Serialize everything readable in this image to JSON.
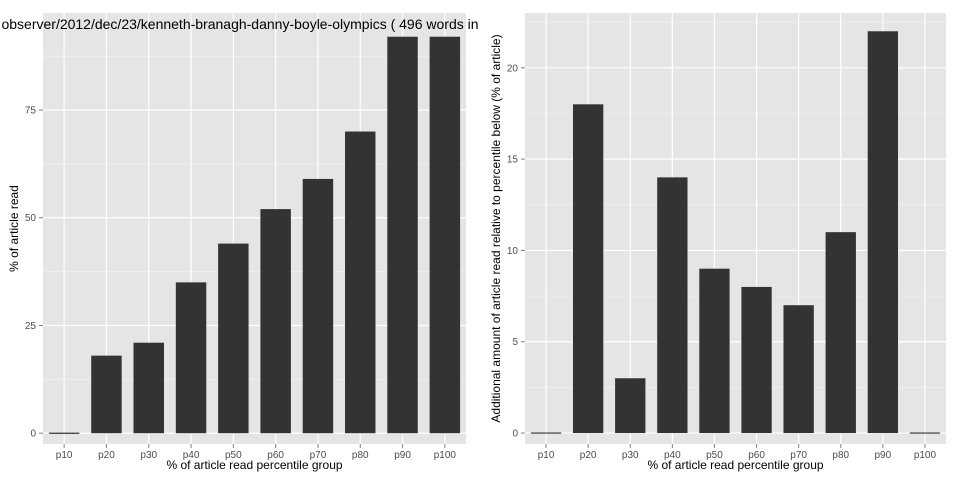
{
  "colors": {
    "panel_bg": "#e5e5e5",
    "grid_major": "#ffffff",
    "grid_minor": "#f2f2f2",
    "bar_fill": "#333333",
    "tick_text": "#4d4d4d"
  },
  "chart_data": [
    {
      "type": "bar",
      "title": "observer/2012/dec/23/kenneth-branagh-danny-boyle-olympics ( 496 words in",
      "xlabel": "% of article read percentile group",
      "ylabel": "% of article read",
      "categories": [
        "p10",
        "p20",
        "p30",
        "p40",
        "p50",
        "p60",
        "p70",
        "p80",
        "p90",
        "p100"
      ],
      "values": [
        0,
        18,
        21,
        35,
        44,
        52,
        59,
        70,
        92,
        92
      ],
      "ylim": [
        -2.5,
        97.5
      ],
      "yticks": [
        0,
        25,
        50,
        75
      ],
      "ytick_labels": [
        "0",
        "25",
        "50",
        "75"
      ],
      "grid": true
    },
    {
      "type": "bar",
      "title": "",
      "xlabel": "% of article read percentile group",
      "ylabel": "Additional amount of article read relative to percentile below (% of article)",
      "categories": [
        "p10",
        "p20",
        "p30",
        "p40",
        "p50",
        "p60",
        "p70",
        "p80",
        "p90",
        "p100"
      ],
      "values": [
        0,
        18,
        3,
        14,
        9,
        8,
        7,
        11,
        22,
        0
      ],
      "ylim": [
        -0.6,
        23.0
      ],
      "yticks": [
        0,
        5,
        10,
        15,
        20
      ],
      "ytick_labels": [
        "0",
        "5",
        "10",
        "15",
        "20"
      ],
      "grid": true
    }
  ]
}
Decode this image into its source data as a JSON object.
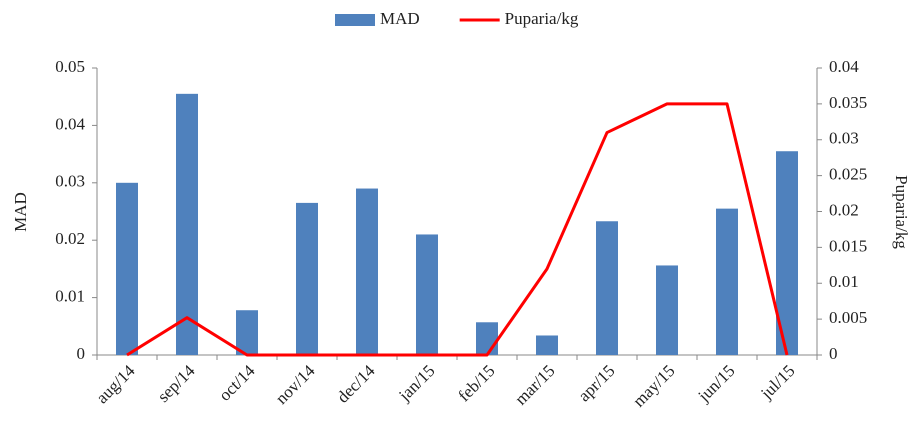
{
  "chart_data": {
    "type": "bar",
    "categories": [
      "aug/14",
      "sep/14",
      "oct/14",
      "nov/14",
      "dec/14",
      "jan/15",
      "feb/15",
      "mar/15",
      "apr/15",
      "may/15",
      "jun/15",
      "jul/15"
    ],
    "series": [
      {
        "name": "MAD",
        "type": "bar",
        "color": "#4f81bd",
        "values": [
          0.03,
          0.0455,
          0.0078,
          0.0265,
          0.029,
          0.021,
          0.0057,
          0.0034,
          0.0233,
          0.0156,
          0.0255,
          0.0355
        ]
      },
      {
        "name": "Puparia/kg",
        "type": "line",
        "axis": "y2",
        "color": "#ff0000",
        "values": [
          0,
          0.0052,
          0,
          0,
          0,
          0,
          0,
          0.012,
          0.031,
          0.035,
          0.035,
          0
        ]
      }
    ],
    "y_label": "MAD",
    "y2_label": "Puparia/kg",
    "ylim": [
      0,
      0.05
    ],
    "yticks": [
      0,
      0.01,
      0.02,
      0.03,
      0.04,
      0.05
    ],
    "y2lim": [
      0,
      0.04
    ],
    "y2ticks": [
      0,
      0.005,
      0.01,
      0.015,
      0.02,
      0.025,
      0.03,
      0.035,
      0.04
    ],
    "legend": "top",
    "grid": false
  }
}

━━━━━━━━━━

■ EXERCISE ■
Restate the listing above word for word, and skip the pictures.

■ OUTPUT BELOW ■
Serialize everything readable in this image to JSON.
{
  "colors": {
    "panel_bg": "#e5e5e5",
    "grid_major": "#ffffff",
    "grid_minor": "#f2f2f2",
    "bar_fill": "#333333",
    "tick_text": "#4d4d4d"
  },
  "chart_data": [
    {
      "type": "bar",
      "title": "observer/2012/dec/23/kenneth-branagh-danny-boyle-olympics ( 496 words in",
      "xlabel": "% of article read percentile group",
      "ylabel": "% of article read",
      "categories": [
        "p10",
        "p20",
        "p30",
        "p40",
        "p50",
        "p60",
        "p70",
        "p80",
        "p90",
        "p100"
      ],
      "values": [
        0,
        18,
        21,
        35,
        44,
        52,
        59,
        70,
        92,
        92
      ],
      "ylim": [
        -2.5,
        97.5
      ],
      "yticks": [
        0,
        25,
        50,
        75
      ],
      "ytick_labels": [
        "0",
        "25",
        "50",
        "75"
      ],
      "grid": true
    },
    {
      "type": "bar",
      "title": "",
      "xlabel": "% of article read percentile group",
      "ylabel": "Additional amount of article read relative to percentile below (% of article)",
      "categories": [
        "p10",
        "p20",
        "p30",
        "p40",
        "p50",
        "p60",
        "p70",
        "p80",
        "p90",
        "p100"
      ],
      "values": [
        0,
        18,
        3,
        14,
        9,
        8,
        7,
        11,
        22,
        0
      ],
      "ylim": [
        -0.6,
        23.0
      ],
      "yticks": [
        0,
        5,
        10,
        15,
        20
      ],
      "ytick_labels": [
        "0",
        "5",
        "10",
        "15",
        "20"
      ],
      "grid": true
    }
  ]
}
Decode this image into its source data as a JSON object.
{
  "chart_data": {
    "type": "bar",
    "categories": [
      "aug/14",
      "sep/14",
      "oct/14",
      "nov/14",
      "dec/14",
      "jan/15",
      "feb/15",
      "mar/15",
      "apr/15",
      "may/15",
      "jun/15",
      "jul/15"
    ],
    "series": [
      {
        "name": "MAD",
        "type": "bar",
        "color": "#4f81bd",
        "values": [
          0.03,
          0.0455,
          0.0078,
          0.0265,
          0.029,
          0.021,
          0.0057,
          0.0034,
          0.0233,
          0.0156,
          0.0255,
          0.0355
        ]
      },
      {
        "name": "Puparia/kg",
        "type": "line",
        "axis": "y2",
        "color": "#ff0000",
        "values": [
          0,
          0.0052,
          0,
          0,
          0,
          0,
          0,
          0.012,
          0.031,
          0.035,
          0.035,
          0
        ]
      }
    ],
    "y_label": "MAD",
    "y2_label": "Puparia/kg",
    "ylim": [
      0,
      0.05
    ],
    "yticks": [
      0,
      0.01,
      0.02,
      0.03,
      0.04,
      0.05
    ],
    "y2lim": [
      0,
      0.04
    ],
    "y2ticks": [
      0,
      0.005,
      0.01,
      0.015,
      0.02,
      0.025,
      0.03,
      0.035,
      0.04
    ],
    "legend": "top",
    "grid": false
  }
}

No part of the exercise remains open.